Your copy of the material must match it exactly, except that pictures are dropped.

RECORDED INFORMATION:
■ ■ ■ ■
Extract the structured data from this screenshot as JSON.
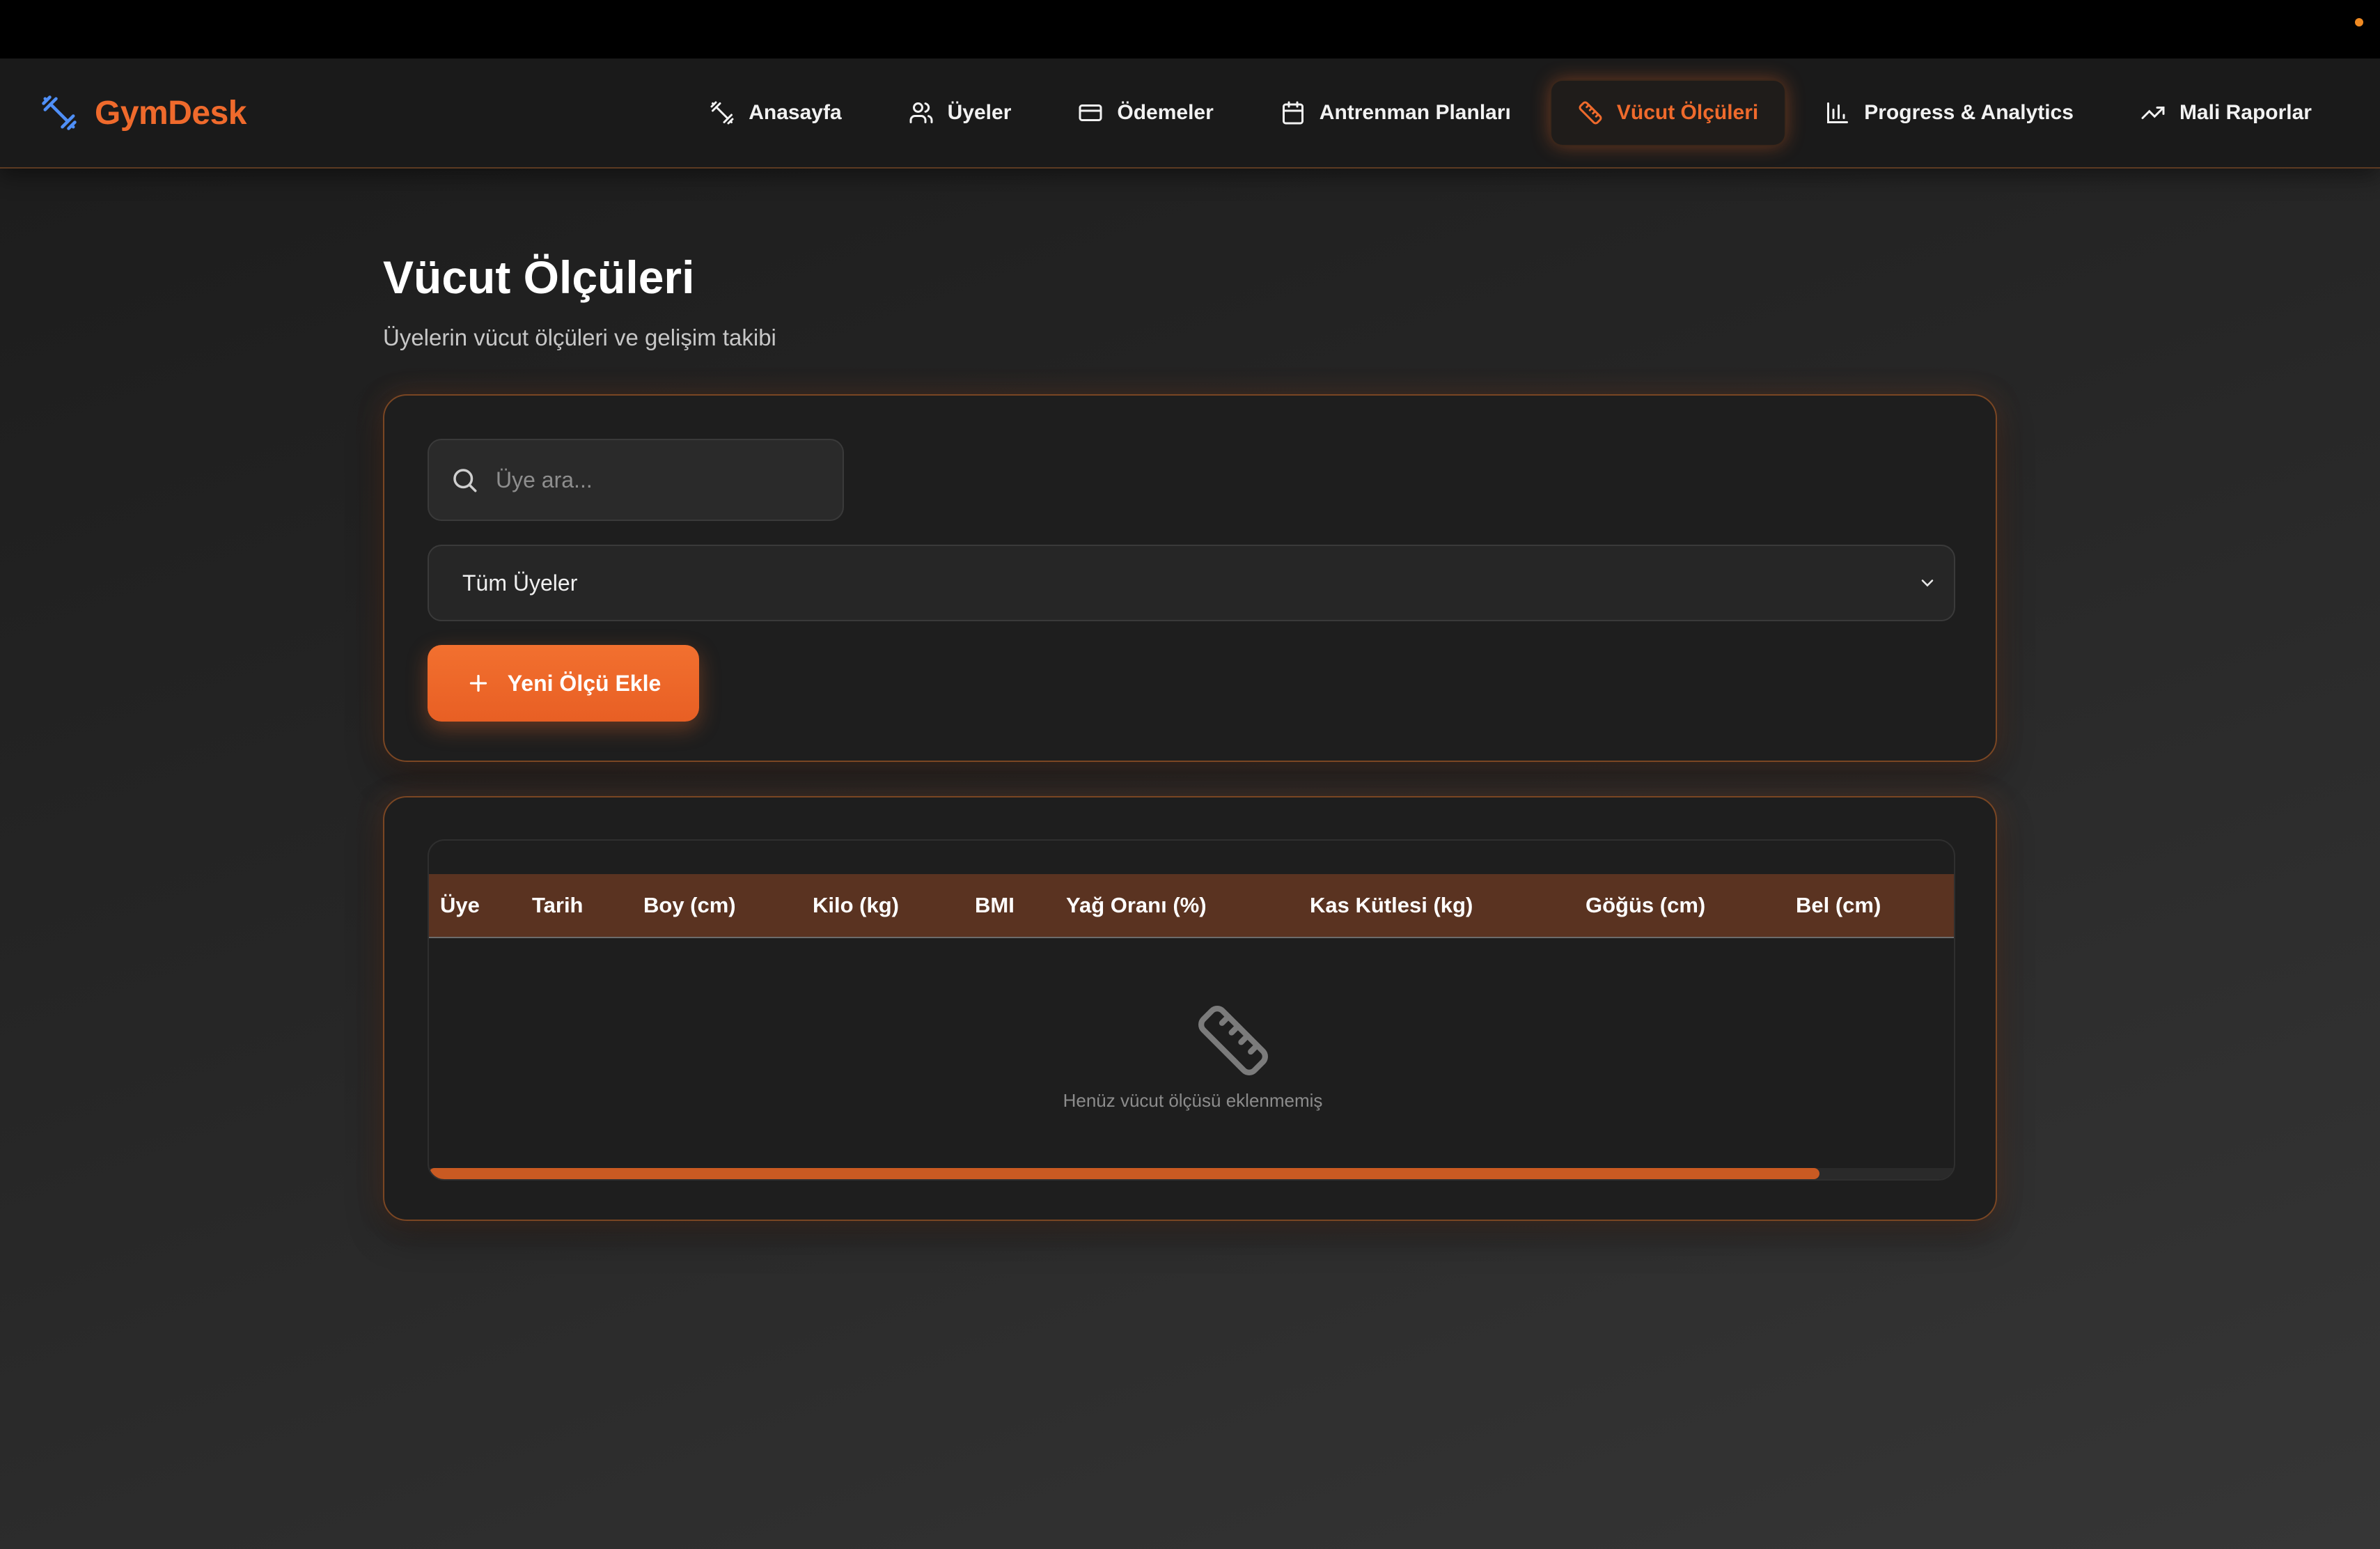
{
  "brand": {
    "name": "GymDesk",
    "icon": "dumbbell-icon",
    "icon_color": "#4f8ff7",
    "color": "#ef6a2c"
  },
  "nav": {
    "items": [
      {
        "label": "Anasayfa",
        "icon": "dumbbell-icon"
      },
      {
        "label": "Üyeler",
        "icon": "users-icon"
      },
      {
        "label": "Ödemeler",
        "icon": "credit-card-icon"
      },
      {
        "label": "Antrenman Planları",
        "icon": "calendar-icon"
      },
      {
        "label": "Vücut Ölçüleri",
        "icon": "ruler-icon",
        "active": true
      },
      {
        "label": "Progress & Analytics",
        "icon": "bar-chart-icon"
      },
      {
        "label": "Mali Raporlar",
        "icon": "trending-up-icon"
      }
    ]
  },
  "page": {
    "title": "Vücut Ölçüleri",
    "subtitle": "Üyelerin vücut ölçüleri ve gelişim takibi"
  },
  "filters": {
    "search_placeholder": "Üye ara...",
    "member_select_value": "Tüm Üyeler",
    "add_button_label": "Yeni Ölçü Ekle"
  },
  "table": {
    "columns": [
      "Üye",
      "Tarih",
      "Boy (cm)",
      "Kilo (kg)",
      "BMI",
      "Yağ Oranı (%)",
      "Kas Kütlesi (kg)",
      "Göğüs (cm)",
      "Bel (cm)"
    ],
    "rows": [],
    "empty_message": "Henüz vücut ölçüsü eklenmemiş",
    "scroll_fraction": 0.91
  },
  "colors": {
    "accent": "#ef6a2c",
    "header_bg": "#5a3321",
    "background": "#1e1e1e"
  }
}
■ ■ ■ ■
RESULT OF THE EXERCISE:
Extract the structured data from this screenshot as JSON.
{
  "brand": {
    "name": "GymDesk",
    "icon": "dumbbell-icon",
    "icon_color": "#4f8ff7",
    "color": "#ef6a2c"
  },
  "nav": {
    "items": [
      {
        "label": "Anasayfa",
        "icon": "dumbbell-icon"
      },
      {
        "label": "Üyeler",
        "icon": "users-icon"
      },
      {
        "label": "Ödemeler",
        "icon": "credit-card-icon"
      },
      {
        "label": "Antrenman Planları",
        "icon": "calendar-icon"
      },
      {
        "label": "Vücut Ölçüleri",
        "icon": "ruler-icon",
        "active": true
      },
      {
        "label": "Progress & Analytics",
        "icon": "bar-chart-icon"
      },
      {
        "label": "Mali Raporlar",
        "icon": "trending-up-icon"
      }
    ]
  },
  "page": {
    "title": "Vücut Ölçüleri",
    "subtitle": "Üyelerin vücut ölçüleri ve gelişim takibi"
  },
  "filters": {
    "search_placeholder": "Üye ara...",
    "member_select_value": "Tüm Üyeler",
    "add_button_label": "Yeni Ölçü Ekle"
  },
  "table": {
    "columns": [
      "Üye",
      "Tarih",
      "Boy (cm)",
      "Kilo (kg)",
      "BMI",
      "Yağ Oranı (%)",
      "Kas Kütlesi (kg)",
      "Göğüs (cm)",
      "Bel (cm)"
    ],
    "rows": [],
    "empty_message": "Henüz vücut ölçüsü eklenmemiş",
    "scroll_fraction": 0.91
  },
  "colors": {
    "accent": "#ef6a2c",
    "header_bg": "#5a3321",
    "background": "#1e1e1e"
  }
}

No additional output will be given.